De janeiro a setembro de 2022 foram negociados 2,95 milhões de novas cotas, representando aumento de 14,1% em relação ao mesmo período do ano anterior
Em um ano de incertezas, tanto na política quanto na economia, com juros nas alturas e famílias endividadas à procura de crédito barato, os consórcios acabaram ganhando força entre os que não conseguiram se planejar. Os consumidores encontraram no setor uma opção mais barata para uma compra programada de bens e serviços, sobretudo, de produtos de valor elevado, como imóveis e veículos — para os quais a maioria da população brasileira não tem dinheiro para o pagamento à vista. Segundo especialistas, 2022 foi muito bom para a atividade, porém há cuidados necessários que precisam ser tomados para não cair nas armadilhas que existem.
Os consórcios podem ser uma alternativa aos financiamentos, cujas taxas cobradas pela maioria dos bancos estão cada vez mais proibitivas — pois não param de subir, enquanto o endividamento das famílias brasileiras é de 78,9%, conforme dados da Confederação Nacional do Comércio de Bens, Serviços e Turismo (CNC). De acordo com dados da Associação Brasileira de Administradora de Consórcios (Abac), de janeiro a setembro de 2022 foram negociadas 2,95 milhões de novas cotas, crescimento de 14,1% em relação ao ano anterior.
Como exemplo, temos o Consórcio Magalu, há quase 30 anos no mercado, e que registrou crescimento de 10,9% no valor médio das vendas. “A procura por nossa modalidade de crédito cresceu durante o cenário de inflação e altos níveis de endividamento das famílias”, afirma Edna Honorato, diretora-executiva da empresa, que destaca o baixo nível de inadimplência do segmento. “Estamos em um momento em que as pessoas estão sem acesso ao crédito. Os consórcios também estão disponíveis para suprir a demanda desses consumidores”, acrescentou.
Segundo o especialista Fernando Lamounier, diretor de novos negócios da Multimarcas Consórcios, o crescimento significativo da demanda por consórcios deve-se à imprevisibilidade da taxa de juros, prejudicando a aquisição de bens de valor pelo financiamento, fazendo do consórcio uma opção viável à longo prazo para a aquisição desses bens. “Além disso, o aumento da demanda também se dá graças à necessidade de planejamento que está se impondo à população devido à situação financeira atual”, disse.
Os dados da Abac mostram ainda que o número de participantes ativos no consórcio obteve crescimento de 9% durante o ano, alcançando recorde de 9,12 milhões. Entre os principais segmentos da modalidade no período, estão os setores imobiliário e automobilístico. Com participação de 56%, o consórcio de veículos obteve aumento de vendas em 15%, atingindo R$ 93,2 bilhões. Já o setor imobiliário, com 43,4% de movimentação, registrou avanço de 20,5%, totalizando R$ 83,3 bilhões.

Dados armazenados →

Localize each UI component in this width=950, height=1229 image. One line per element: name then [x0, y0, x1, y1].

Ações necessárias →
1) Extraia do texto sobre consórcios a parte que abre com as palavras "De janeiro a setembro de 2022 foram negociados" e fecha com "armadilhas que existem.".
2) Diga se cada afirmação concorda com o texto sobre consórcios, respondendo sim ou não e citando as palavras do texto que decidem: (a) segundo a CNC, o endividamento das famílias brasileiras é de 78,9%; (b) o Consórcio Magalu está no mercado há mais de 40 anos; (c) as vendas do consórcio de veículos chegaram a R$ 83,3 bilhões.
O material não tem papel nenhum aqui.

Soluções a seguir →
1)
De janeiro a setembro de 2022 foram negociados 2,95 milhões de novas cotas, representando aumento de 14,1% em relação ao mesmo período do ano anterior
Em um ano de incertezas, tanto na política quanto na economia, com juros nas alturas e famílias endividadas à procura de crédito barato, os consórcios acabaram ganhando força entre os que não conseguiram se planejar. Os consumidores encontraram no setor uma opção mais barata para uma compra programada de bens e serviços, sobretudo, de produtos de valor elevado, como imóveis e veículos — para os quais a maioria da população brasileira não tem dinheiro para o pagamento à vista. Segundo especialistas, 2022 foi muito bom para a atividade, porém há cuidados necessários que precisam ser tomados para não cair nas armadilhas que existem.

2)
(a) Sim: "o endividamento das famílias brasileiras é de 78,9%, conforme dados da Confederação Nacional do Comércio de Bens, Serviços e Turismo (CNC)".
(b) Não: "há quase 30 anos no mercado".
(c) Não: "o consórcio de veículos obteve aumento de vendas em 15%, atingindo R$ 93,2 bilhões".